◆ STATED EXERCISE: Rewrite the material below, replacing every occurrence of "live-indicator-icon" with "live-status-badge" and leaving all other text unchanged.

◆ DATASET CONTENT:
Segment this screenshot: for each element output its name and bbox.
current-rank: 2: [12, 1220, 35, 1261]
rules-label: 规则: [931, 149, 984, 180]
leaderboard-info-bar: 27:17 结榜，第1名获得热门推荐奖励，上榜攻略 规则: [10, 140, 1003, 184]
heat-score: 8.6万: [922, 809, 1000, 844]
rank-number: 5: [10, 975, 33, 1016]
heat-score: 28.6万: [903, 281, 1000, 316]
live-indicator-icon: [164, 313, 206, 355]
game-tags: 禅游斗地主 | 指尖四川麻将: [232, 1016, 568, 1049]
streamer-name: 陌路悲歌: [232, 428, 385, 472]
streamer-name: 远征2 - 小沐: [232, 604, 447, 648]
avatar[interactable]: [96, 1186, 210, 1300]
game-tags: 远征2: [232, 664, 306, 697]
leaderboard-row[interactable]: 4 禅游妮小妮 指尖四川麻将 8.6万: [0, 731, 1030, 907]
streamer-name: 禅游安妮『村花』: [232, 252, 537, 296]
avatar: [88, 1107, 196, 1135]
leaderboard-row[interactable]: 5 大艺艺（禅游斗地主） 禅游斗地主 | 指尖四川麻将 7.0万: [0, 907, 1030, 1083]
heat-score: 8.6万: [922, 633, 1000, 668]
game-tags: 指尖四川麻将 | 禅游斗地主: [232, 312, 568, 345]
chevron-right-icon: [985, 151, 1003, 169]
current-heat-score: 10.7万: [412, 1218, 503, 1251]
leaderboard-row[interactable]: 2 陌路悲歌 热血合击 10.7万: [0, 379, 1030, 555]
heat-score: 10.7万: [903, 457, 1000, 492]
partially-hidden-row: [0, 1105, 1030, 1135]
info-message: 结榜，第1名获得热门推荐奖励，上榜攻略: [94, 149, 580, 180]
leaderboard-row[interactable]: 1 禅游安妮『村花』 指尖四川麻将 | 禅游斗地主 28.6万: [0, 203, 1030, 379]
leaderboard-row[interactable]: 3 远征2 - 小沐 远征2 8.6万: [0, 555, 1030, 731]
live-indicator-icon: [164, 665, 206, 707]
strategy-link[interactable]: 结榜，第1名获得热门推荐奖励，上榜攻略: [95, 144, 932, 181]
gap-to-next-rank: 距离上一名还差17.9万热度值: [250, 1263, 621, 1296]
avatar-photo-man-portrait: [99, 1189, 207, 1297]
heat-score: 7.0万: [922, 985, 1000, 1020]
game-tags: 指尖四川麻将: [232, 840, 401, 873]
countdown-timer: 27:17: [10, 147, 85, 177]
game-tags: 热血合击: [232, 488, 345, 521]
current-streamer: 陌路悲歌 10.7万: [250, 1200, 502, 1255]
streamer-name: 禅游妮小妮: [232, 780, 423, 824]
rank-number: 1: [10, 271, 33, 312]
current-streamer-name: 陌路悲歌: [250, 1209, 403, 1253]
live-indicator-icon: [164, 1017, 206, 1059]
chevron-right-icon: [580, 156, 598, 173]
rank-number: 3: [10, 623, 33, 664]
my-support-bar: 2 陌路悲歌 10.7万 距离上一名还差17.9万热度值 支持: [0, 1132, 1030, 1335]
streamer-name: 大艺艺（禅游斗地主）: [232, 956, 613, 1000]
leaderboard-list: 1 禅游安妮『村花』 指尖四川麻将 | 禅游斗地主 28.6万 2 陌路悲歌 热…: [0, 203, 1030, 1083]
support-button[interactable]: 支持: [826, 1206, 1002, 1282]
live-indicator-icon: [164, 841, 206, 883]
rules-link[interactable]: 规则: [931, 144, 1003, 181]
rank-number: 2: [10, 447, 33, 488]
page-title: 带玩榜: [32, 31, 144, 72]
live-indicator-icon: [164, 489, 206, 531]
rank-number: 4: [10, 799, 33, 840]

◆ WRITTEN SOLUTION:
Segment this screenshot: for each element output its name and bbox.
current-rank: 2: [12, 1220, 35, 1261]
rules-label: 规则: [931, 149, 984, 180]
leaderboard-info-bar: 27:17 结榜，第1名获得热门推荐奖励，上榜攻略 规则: [10, 140, 1003, 184]
heat-score: 8.6万: [922, 809, 1000, 844]
rank-number: 5: [10, 975, 33, 1016]
heat-score: 28.6万: [903, 281, 1000, 316]
live-status-badge: [164, 313, 206, 355]
game-tags: 禅游斗地主 | 指尖四川麻将: [232, 1016, 568, 1049]
streamer-name: 陌路悲歌: [232, 428, 385, 472]
streamer-name: 远征2 - 小沐: [232, 604, 447, 648]
avatar[interactable]: [96, 1186, 210, 1300]
game-tags: 远征2: [232, 664, 306, 697]
leaderboard-row[interactable]: 4 禅游妮小妮 指尖四川麻将 8.6万: [0, 731, 1030, 907]
streamer-name: 禅游安妮『村花』: [232, 252, 537, 296]
avatar: [88, 1107, 196, 1135]
leaderboard-row[interactable]: 5 大艺艺（禅游斗地主） 禅游斗地主 | 指尖四川麻将 7.0万: [0, 907, 1030, 1083]
heat-score: 8.6万: [922, 633, 1000, 668]
game-tags: 指尖四川麻将 | 禅游斗地主: [232, 312, 568, 345]
chevron-right-icon: [985, 151, 1003, 169]
current-heat-score: 10.7万: [412, 1218, 503, 1251]
leaderboard-row[interactable]: 2 陌路悲歌 热血合击 10.7万: [0, 379, 1030, 555]
heat-score: 10.7万: [903, 457, 1000, 492]
partially-hidden-row: [0, 1105, 1030, 1135]
info-message: 结榜，第1名获得热门推荐奖励，上榜攻略: [94, 149, 580, 180]
leaderboard-row[interactable]: 1 禅游安妮『村花』 指尖四川麻将 | 禅游斗地主 28.6万: [0, 203, 1030, 379]
leaderboard-row[interactable]: 3 远征2 - 小沐 远征2 8.6万: [0, 555, 1030, 731]
live-status-badge: [164, 665, 206, 707]
strategy-link[interactable]: 结榜，第1名获得热门推荐奖励，上榜攻略: [95, 144, 932, 181]
gap-to-next-rank: 距离上一名还差17.9万热度值: [250, 1263, 621, 1296]
avatar-photo-man-portrait: [99, 1189, 207, 1297]
heat-score: 7.0万: [922, 985, 1000, 1020]
game-tags: 指尖四川麻将: [232, 840, 401, 873]
countdown-timer: 27:17: [10, 147, 85, 177]
game-tags: 热血合击: [232, 488, 345, 521]
current-streamer: 陌路悲歌 10.7万: [250, 1200, 502, 1255]
streamer-name: 禅游妮小妮: [232, 780, 423, 824]
rank-number: 1: [10, 271, 33, 312]
current-streamer-name: 陌路悲歌: [250, 1209, 403, 1253]
live-status-badge: [164, 1017, 206, 1059]
chevron-right-icon: [580, 156, 598, 173]
rank-number: 3: [10, 623, 33, 664]
my-support-bar: 2 陌路悲歌 10.7万 距离上一名还差17.9万热度值 支持: [0, 1132, 1030, 1335]
streamer-name: 大艺艺（禅游斗地主）: [232, 956, 613, 1000]
leaderboard-list: 1 禅游安妮『村花』 指尖四川麻将 | 禅游斗地主 28.6万 2 陌路悲歌 热…: [0, 203, 1030, 1083]
support-button[interactable]: 支持: [826, 1206, 1002, 1282]
live-status-badge: [164, 841, 206, 883]
rules-link[interactable]: 规则: [931, 144, 1003, 181]
rank-number: 2: [10, 447, 33, 488]
page-title: 带玩榜: [32, 31, 144, 72]
live-status-badge: [164, 489, 206, 531]
rank-number: 4: [10, 799, 33, 840]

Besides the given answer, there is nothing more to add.